BEGIN Excerpted records

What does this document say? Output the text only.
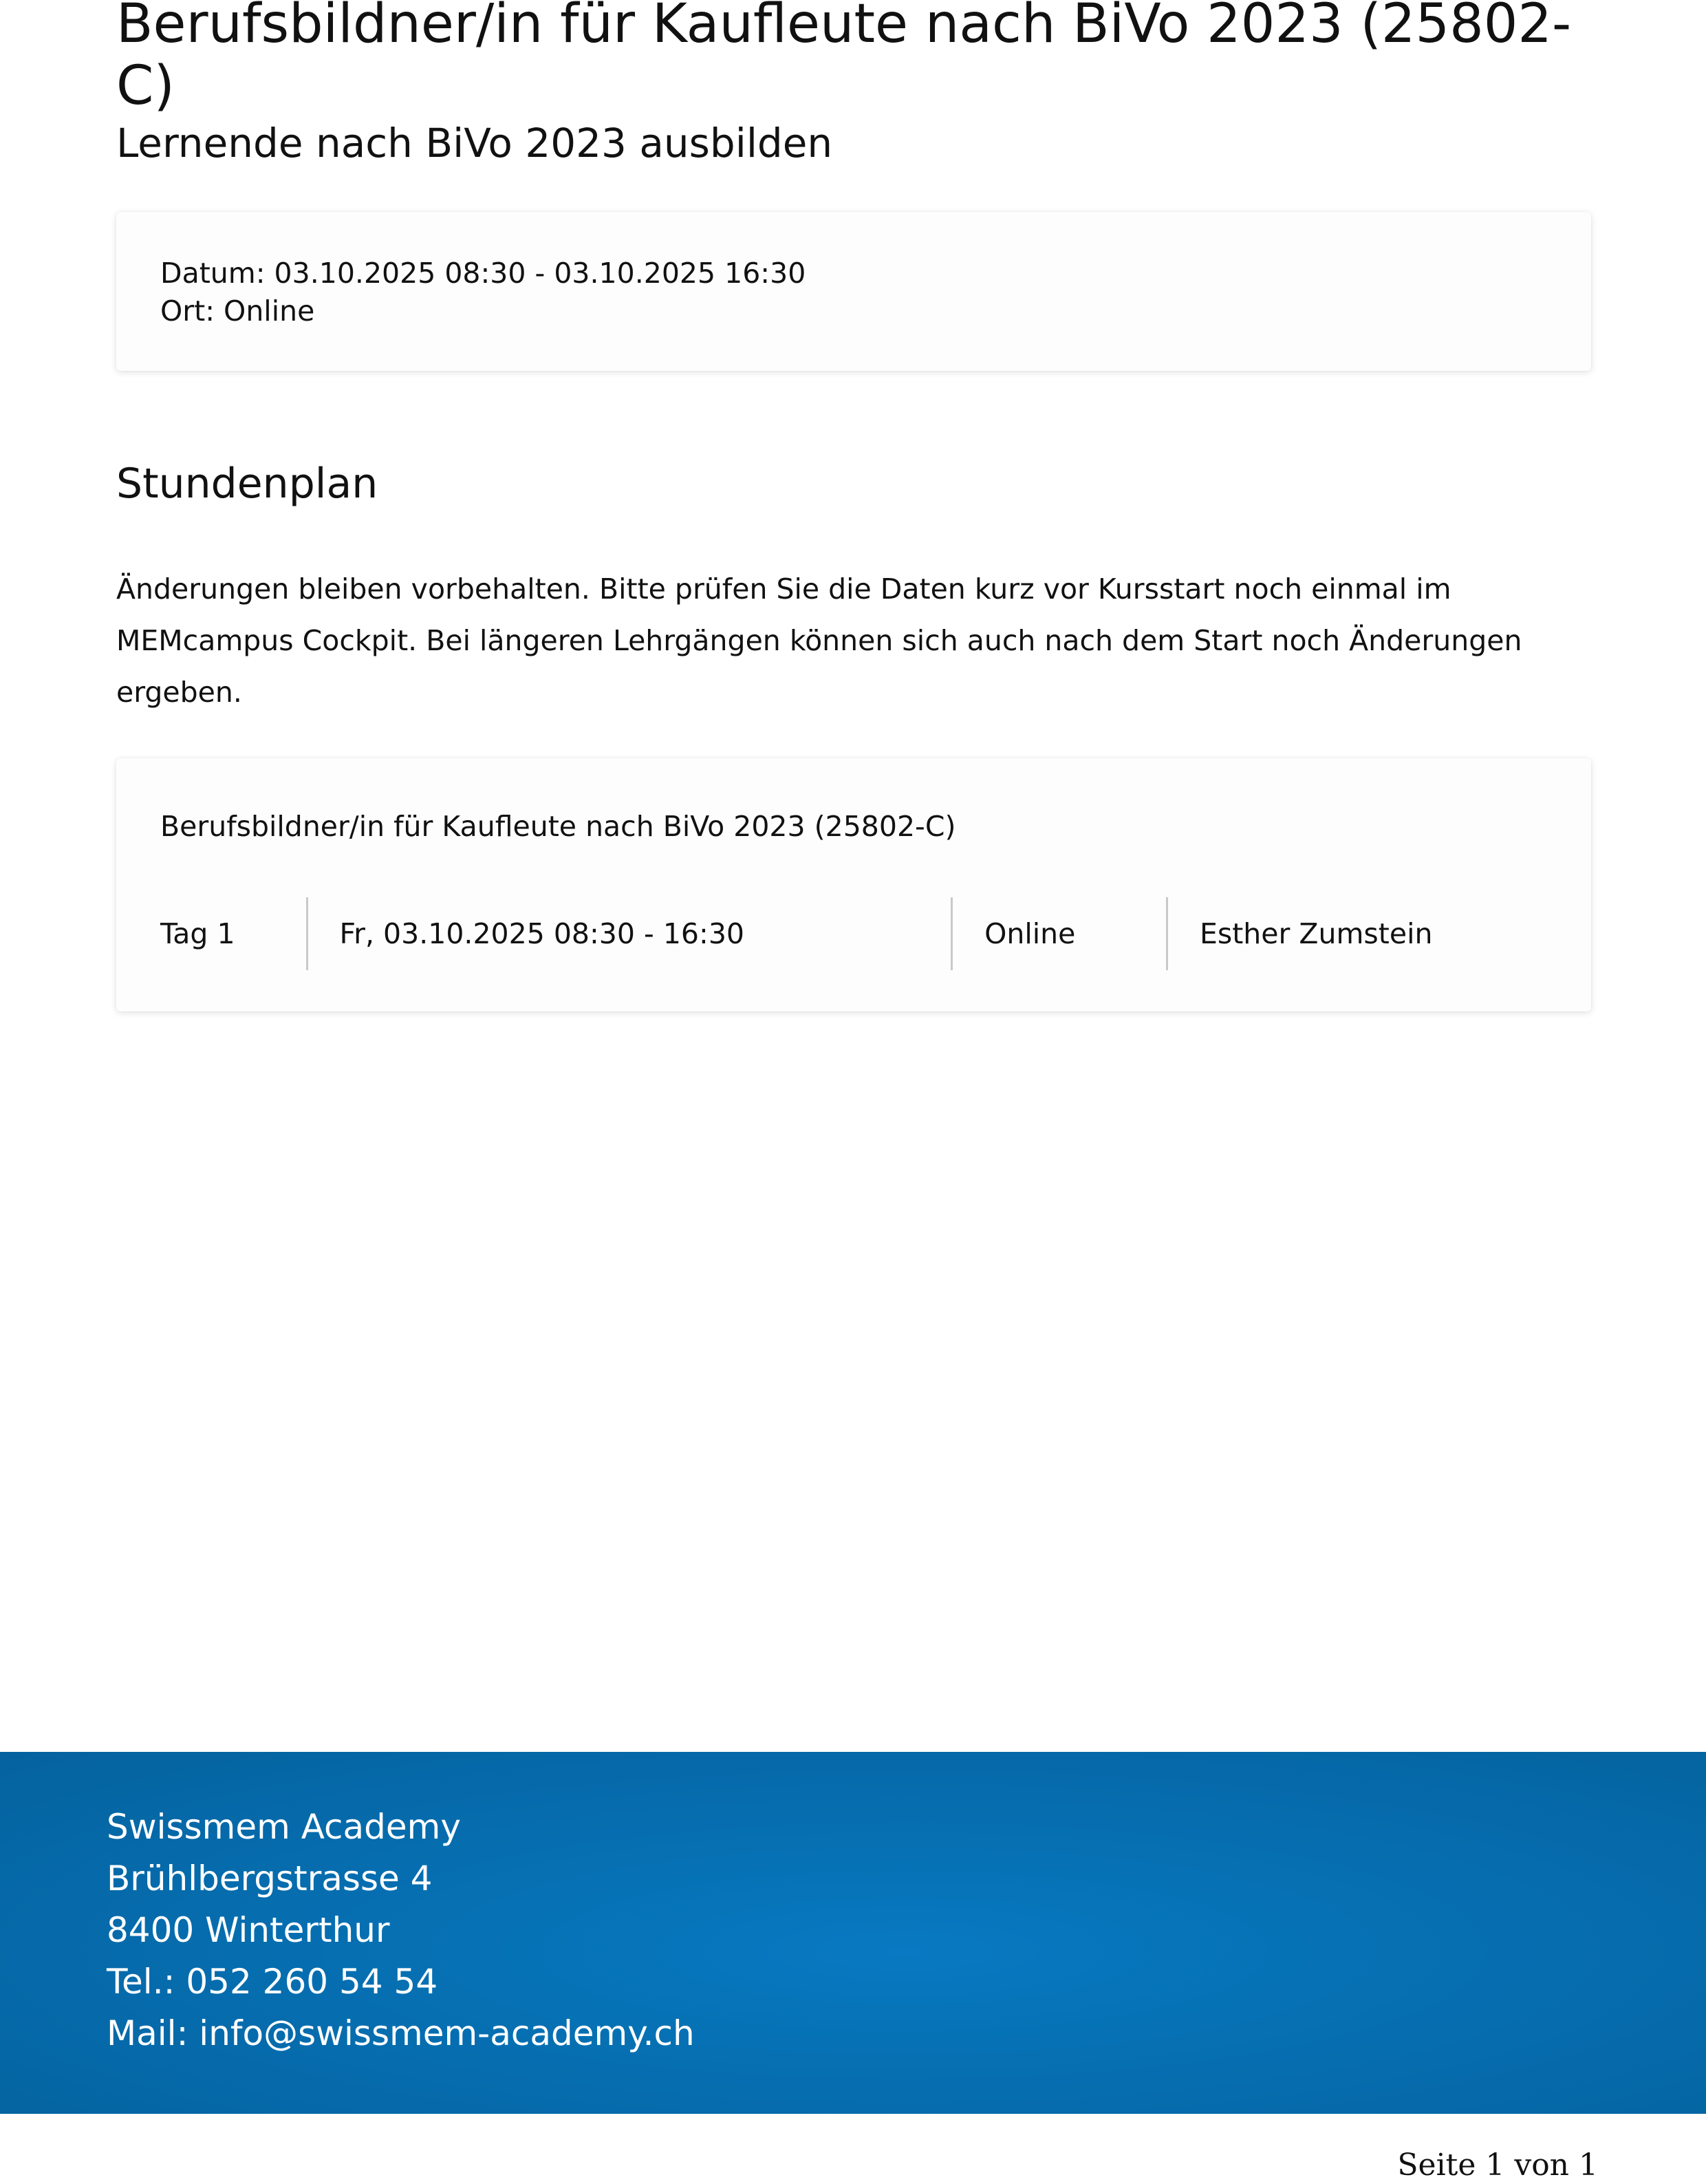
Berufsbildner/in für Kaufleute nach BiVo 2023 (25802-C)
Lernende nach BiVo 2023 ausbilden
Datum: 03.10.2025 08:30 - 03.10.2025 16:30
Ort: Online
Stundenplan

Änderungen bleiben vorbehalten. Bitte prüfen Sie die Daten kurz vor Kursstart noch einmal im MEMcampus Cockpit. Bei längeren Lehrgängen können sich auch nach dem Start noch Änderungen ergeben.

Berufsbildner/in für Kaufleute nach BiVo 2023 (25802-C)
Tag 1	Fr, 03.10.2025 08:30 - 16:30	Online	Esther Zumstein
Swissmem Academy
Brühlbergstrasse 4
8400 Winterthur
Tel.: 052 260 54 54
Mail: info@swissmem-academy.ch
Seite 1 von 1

END Excerpted records
BEGIN Excerpted records

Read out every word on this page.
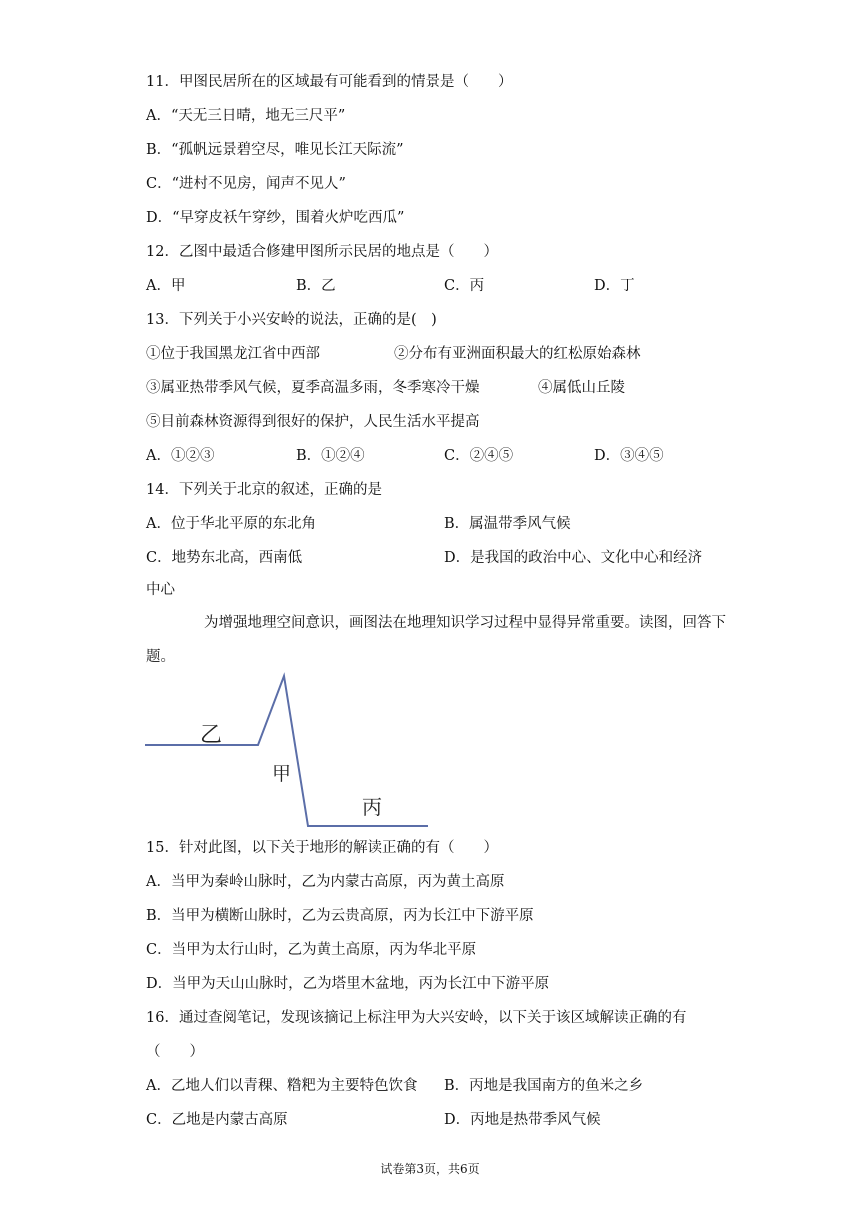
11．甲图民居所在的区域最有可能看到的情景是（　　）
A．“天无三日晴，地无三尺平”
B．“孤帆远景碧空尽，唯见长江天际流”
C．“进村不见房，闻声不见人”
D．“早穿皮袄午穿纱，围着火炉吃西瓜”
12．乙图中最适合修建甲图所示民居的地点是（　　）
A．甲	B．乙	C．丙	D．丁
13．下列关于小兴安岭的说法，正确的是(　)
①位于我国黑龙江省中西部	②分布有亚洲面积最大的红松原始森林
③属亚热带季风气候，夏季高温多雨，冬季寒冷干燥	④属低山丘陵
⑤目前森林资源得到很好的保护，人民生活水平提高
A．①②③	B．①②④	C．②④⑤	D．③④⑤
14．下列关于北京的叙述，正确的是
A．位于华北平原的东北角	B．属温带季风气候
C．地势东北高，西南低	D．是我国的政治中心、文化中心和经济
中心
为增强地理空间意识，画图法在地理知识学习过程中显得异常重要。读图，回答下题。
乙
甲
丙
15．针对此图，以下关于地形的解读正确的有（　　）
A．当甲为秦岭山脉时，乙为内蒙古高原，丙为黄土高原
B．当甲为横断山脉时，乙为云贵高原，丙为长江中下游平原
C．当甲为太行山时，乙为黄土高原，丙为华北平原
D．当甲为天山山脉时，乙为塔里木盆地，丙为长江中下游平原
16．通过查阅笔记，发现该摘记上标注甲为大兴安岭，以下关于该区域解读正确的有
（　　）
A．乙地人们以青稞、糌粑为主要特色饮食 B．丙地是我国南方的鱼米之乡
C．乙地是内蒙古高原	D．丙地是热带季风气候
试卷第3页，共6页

END Excerpted records
BEGIN Excerpted records

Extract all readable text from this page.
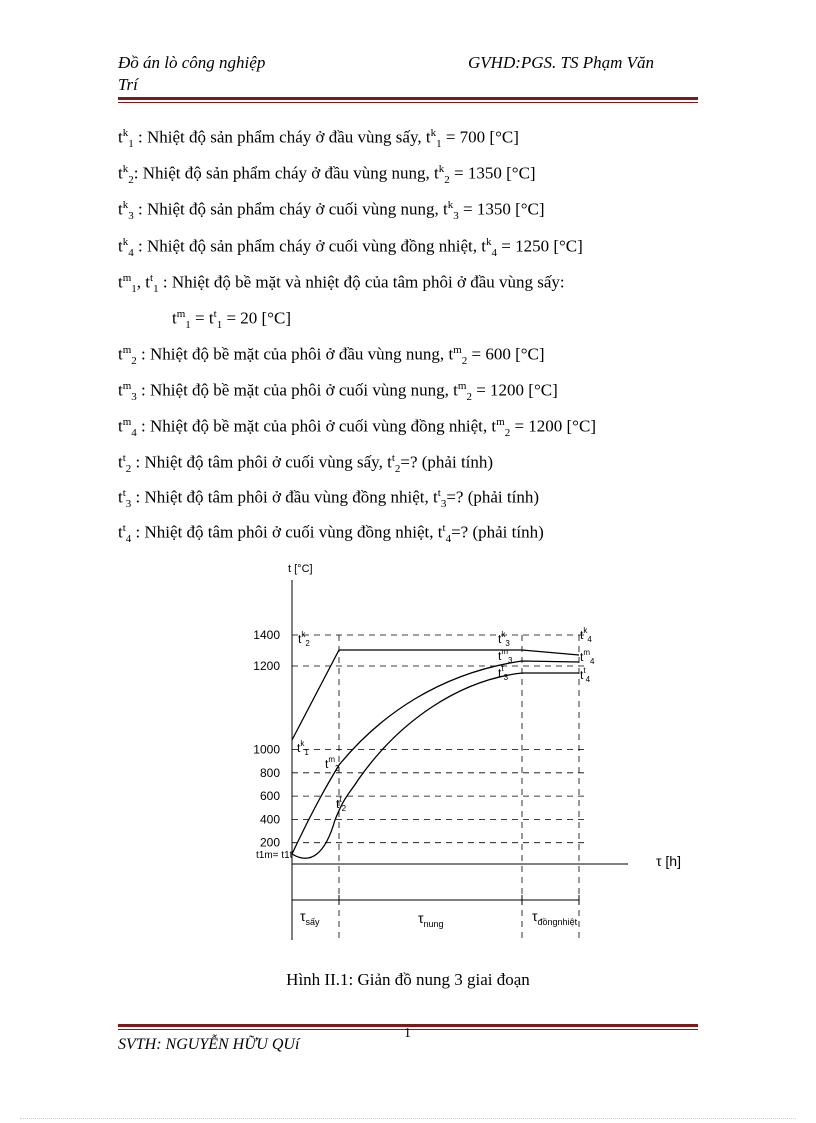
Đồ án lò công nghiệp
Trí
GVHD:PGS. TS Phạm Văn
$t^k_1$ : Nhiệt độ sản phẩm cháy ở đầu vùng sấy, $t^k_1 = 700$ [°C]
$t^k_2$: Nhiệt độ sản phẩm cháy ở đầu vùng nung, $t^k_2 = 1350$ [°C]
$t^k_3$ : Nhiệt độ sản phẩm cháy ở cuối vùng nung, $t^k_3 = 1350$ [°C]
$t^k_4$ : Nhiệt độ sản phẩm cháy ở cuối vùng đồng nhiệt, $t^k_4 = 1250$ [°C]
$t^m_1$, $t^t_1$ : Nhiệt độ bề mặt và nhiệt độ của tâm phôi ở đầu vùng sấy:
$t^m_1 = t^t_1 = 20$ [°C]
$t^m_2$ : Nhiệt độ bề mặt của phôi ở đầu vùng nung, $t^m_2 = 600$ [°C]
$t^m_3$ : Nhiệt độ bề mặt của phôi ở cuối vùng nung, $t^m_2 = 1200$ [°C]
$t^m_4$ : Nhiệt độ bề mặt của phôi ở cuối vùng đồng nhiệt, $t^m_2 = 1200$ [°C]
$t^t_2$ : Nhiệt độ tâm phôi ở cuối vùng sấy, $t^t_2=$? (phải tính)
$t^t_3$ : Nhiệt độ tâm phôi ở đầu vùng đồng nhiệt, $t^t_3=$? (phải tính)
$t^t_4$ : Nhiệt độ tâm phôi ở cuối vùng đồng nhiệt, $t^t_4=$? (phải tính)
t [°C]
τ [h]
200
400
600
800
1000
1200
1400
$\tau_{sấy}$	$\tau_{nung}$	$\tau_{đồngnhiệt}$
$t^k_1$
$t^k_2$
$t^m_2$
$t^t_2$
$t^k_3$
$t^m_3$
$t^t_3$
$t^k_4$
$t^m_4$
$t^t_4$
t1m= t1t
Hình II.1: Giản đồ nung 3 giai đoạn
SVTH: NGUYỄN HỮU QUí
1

END Excerpted records

[Aim]:
Select every line above that contains the word "text", and copy it.

[Reply to the exercise]:
What does this document say? Output the text only.
Extract all readable text from this page.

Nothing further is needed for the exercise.